Dataset records
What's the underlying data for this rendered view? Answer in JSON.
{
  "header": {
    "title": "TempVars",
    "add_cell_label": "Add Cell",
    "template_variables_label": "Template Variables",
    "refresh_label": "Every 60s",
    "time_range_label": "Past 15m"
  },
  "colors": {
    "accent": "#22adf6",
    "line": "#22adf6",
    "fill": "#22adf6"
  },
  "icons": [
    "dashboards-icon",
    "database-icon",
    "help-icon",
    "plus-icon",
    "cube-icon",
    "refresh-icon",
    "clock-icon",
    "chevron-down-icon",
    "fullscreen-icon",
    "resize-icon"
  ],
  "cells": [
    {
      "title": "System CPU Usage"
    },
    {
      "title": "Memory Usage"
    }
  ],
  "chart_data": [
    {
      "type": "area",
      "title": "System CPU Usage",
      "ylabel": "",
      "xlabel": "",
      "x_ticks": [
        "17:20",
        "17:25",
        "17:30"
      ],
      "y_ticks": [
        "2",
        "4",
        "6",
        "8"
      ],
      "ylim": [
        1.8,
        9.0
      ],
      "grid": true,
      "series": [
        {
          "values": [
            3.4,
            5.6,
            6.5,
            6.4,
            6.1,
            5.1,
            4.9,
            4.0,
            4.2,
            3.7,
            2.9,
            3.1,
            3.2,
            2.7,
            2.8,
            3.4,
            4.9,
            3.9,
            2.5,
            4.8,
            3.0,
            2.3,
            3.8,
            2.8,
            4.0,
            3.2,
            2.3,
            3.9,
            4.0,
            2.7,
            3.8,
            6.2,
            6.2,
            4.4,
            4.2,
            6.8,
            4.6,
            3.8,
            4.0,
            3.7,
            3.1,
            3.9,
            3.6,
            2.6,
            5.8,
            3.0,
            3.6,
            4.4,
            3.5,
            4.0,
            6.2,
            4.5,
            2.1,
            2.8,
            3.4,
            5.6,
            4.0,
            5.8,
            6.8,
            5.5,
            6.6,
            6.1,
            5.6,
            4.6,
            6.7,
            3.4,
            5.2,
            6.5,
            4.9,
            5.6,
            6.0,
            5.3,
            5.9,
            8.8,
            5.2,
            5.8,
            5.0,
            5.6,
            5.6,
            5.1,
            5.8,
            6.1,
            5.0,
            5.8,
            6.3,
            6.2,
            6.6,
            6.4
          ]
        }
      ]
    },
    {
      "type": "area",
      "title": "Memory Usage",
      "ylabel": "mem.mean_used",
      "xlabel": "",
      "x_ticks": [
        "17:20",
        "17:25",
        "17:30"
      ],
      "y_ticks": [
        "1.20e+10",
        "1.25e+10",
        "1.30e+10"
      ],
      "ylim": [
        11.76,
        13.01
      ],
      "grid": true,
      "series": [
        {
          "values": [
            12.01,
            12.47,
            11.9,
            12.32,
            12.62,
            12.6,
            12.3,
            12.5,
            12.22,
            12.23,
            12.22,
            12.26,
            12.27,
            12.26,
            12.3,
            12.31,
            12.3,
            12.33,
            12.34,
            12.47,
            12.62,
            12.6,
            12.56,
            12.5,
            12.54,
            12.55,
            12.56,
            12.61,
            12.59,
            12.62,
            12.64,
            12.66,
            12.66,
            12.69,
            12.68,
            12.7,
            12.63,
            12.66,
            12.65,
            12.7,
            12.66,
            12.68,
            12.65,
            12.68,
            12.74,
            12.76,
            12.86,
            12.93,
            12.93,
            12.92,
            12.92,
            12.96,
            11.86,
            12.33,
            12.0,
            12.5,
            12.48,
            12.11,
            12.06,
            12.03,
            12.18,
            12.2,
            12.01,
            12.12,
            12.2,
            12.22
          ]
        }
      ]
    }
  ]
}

Task to complete
Using the listing, copy every line where the word "System" shows up.

The completed task
      "title": "System CPU Usage"
      "title": "System CPU Usage",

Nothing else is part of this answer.